======== Entries shown ========

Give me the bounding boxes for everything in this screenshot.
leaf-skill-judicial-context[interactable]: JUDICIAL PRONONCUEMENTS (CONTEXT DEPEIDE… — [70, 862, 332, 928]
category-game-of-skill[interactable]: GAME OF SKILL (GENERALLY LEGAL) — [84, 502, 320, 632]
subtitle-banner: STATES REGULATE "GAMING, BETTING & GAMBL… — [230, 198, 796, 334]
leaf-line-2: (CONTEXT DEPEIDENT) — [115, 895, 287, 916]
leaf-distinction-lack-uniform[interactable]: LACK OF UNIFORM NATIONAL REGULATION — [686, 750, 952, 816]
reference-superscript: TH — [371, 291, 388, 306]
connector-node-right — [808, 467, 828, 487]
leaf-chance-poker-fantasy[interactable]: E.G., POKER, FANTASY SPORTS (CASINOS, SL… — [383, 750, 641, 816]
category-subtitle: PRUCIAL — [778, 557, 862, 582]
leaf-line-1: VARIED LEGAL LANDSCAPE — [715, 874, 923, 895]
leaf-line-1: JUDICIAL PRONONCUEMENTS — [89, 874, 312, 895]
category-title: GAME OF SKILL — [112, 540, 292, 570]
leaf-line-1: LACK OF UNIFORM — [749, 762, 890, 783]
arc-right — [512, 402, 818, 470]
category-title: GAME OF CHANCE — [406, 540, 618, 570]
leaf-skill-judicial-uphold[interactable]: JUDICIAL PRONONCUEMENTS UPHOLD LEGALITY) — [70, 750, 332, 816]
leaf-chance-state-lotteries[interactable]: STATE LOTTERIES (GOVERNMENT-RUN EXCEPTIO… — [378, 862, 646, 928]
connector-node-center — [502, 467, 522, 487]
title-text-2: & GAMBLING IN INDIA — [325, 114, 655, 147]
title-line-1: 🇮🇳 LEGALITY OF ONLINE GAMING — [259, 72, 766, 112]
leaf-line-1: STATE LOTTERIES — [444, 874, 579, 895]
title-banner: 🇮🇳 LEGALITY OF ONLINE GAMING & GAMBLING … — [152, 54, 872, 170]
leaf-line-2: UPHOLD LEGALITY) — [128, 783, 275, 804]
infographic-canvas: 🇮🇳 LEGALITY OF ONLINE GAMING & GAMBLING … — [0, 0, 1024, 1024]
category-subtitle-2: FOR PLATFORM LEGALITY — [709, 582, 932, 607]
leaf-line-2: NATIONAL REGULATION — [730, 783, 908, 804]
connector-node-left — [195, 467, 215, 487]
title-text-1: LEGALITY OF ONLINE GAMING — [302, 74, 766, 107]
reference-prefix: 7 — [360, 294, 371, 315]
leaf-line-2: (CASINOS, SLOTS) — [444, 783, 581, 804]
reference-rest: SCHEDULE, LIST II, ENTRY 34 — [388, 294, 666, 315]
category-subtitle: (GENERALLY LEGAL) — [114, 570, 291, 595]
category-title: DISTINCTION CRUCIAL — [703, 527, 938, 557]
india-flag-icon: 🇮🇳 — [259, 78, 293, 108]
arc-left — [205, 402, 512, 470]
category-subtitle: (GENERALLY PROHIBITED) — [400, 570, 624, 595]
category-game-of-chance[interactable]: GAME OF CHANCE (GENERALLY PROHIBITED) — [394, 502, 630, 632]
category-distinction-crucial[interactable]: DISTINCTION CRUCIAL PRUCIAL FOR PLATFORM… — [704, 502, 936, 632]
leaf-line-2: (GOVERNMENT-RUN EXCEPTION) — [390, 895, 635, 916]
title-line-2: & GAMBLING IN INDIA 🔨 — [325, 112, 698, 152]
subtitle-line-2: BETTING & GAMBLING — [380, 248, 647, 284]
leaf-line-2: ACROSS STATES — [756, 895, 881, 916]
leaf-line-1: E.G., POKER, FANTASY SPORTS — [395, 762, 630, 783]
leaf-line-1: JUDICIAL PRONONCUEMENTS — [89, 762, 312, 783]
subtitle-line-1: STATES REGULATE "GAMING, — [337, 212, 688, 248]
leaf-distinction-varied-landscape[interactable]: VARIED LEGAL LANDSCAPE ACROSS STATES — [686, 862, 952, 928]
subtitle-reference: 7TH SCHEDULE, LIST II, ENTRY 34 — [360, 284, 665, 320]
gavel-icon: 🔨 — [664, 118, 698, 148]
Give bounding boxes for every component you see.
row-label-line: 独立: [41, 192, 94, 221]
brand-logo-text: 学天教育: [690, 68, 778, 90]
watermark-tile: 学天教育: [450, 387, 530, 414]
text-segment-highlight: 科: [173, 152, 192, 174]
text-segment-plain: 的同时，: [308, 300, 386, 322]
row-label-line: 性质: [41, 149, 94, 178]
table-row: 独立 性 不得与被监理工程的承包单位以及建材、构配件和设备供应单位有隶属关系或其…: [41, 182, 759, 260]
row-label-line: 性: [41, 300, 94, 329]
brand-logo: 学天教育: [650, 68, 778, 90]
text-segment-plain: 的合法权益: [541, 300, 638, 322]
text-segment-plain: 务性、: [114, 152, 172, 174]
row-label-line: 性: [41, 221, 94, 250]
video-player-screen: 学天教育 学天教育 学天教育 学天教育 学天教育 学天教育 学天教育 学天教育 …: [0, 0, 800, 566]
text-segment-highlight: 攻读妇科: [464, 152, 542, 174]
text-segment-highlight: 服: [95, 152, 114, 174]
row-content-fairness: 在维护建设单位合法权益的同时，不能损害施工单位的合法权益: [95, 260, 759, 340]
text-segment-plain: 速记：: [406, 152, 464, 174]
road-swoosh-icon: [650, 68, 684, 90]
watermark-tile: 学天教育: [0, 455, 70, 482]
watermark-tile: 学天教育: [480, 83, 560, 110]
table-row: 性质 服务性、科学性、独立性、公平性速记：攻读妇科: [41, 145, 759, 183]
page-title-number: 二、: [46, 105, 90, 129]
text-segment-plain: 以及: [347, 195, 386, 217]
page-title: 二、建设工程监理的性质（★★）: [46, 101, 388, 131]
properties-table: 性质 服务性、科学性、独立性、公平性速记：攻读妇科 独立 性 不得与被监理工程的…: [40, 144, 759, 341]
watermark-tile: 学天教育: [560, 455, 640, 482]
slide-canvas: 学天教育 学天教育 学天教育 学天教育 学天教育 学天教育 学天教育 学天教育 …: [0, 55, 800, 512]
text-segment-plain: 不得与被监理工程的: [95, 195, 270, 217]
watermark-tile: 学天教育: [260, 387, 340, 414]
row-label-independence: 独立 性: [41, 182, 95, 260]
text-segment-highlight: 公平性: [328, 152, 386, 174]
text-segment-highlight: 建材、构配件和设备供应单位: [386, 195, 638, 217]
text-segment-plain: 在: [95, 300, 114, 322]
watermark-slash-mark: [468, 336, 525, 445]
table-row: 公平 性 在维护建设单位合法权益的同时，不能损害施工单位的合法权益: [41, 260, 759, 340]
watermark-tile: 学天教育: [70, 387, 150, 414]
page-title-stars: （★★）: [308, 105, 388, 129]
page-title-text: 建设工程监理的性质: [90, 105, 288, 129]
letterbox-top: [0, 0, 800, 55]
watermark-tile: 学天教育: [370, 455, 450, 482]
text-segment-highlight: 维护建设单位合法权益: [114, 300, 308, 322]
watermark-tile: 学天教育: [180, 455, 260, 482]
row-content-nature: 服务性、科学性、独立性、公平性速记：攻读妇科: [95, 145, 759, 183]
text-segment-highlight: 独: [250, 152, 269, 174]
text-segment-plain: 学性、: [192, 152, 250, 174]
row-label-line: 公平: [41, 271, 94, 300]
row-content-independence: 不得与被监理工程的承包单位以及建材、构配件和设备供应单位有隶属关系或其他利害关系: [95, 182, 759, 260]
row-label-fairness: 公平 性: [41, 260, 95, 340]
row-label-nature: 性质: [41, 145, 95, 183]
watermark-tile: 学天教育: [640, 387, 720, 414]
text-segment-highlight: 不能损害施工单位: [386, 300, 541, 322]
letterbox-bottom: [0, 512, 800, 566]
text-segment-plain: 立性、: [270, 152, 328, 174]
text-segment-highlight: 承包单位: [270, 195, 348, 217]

========

Do this> Lay out every line from the top of the rows down to the line containing "title-line-1: 🇮🇳 LEGALITY" as a Markdown table with the columns Index and Line, numbering each line and dropping any blank ones.

Task output>
| Index | Line |
|---|---|
| 1 | Give me the bounding boxes for everything in this screenshot. |
| 2 | leaf-skill-judicial-context[interactable]: JUDICIAL PRONONCUEMENTS (CONTEXT DEPEIDE… — [70, 862, 332, 928] |
| 3 | category-game-of-skill[interactable]: GAME OF SKILL (GENERALLY LEGAL) — [84, 502, 320, 632] |
| 4 | subtitle-banner: STATES REGULATE "GAMING, BETTING & GAMBL… — [230, 198, 796, 334] |
| 5 | leaf-line-2: (CONTEXT DEPEIDENT) — [115, 895, 287, 916] |
| 6 | leaf-distinction-lack-uniform[interactable]: LACK OF UNIFORM NATIONAL REGULATION — [686, 750, 952, 816] |
| 7 | reference-superscript: TH — [371, 291, 388, 306] |
| 8 | connector-node-right — [808, 467, 828, 487] |
| 9 | leaf-chance-poker-fantasy[interactable]: E.G., POKER, FANTASY SPORTS (CASINOS, SL… — [383, 750, 641, 816] |
| 10 | category-subtitle: PRUCIAL — [778, 557, 862, 582] |
| 11 | leaf-line-1: VARIED LEGAL LANDSCAPE — [715, 874, 923, 895] |
| 12 | leaf-line-1: JUDICIAL PRONONCUEMENTS — [89, 874, 312, 895] |
| 13 | category-title: GAME OF SKILL — [112, 540, 292, 570] |
| 14 | leaf-line-1: LACK OF UNIFORM — [749, 762, 890, 783] |
| 15 | arc-right — [512, 402, 818, 470] |
| 16 | category-title: GAME OF CHANCE — [406, 540, 618, 570] |
| 17 | leaf-skill-judicial-uphold[interactable]: JUDICIAL PRONONCUEMENTS UPHOLD LEGALITY) — [70, 750, 332, 816] |
| 18 | leaf-chance-state-lotteries[interactable]: STATE LOTTERIES (GOVERNMENT-RUN EXCEPTIO… — [378, 862, 646, 928] |
| 19 | connector-node-center — [502, 467, 522, 487] |
| 20 | title-text-2: & GAMBLING IN INDIA — [325, 114, 655, 147] |
| 21 | title-line-1: 🇮🇳 LEGALITY OF ONLINE GAMING — [259, 72, 766, 112] |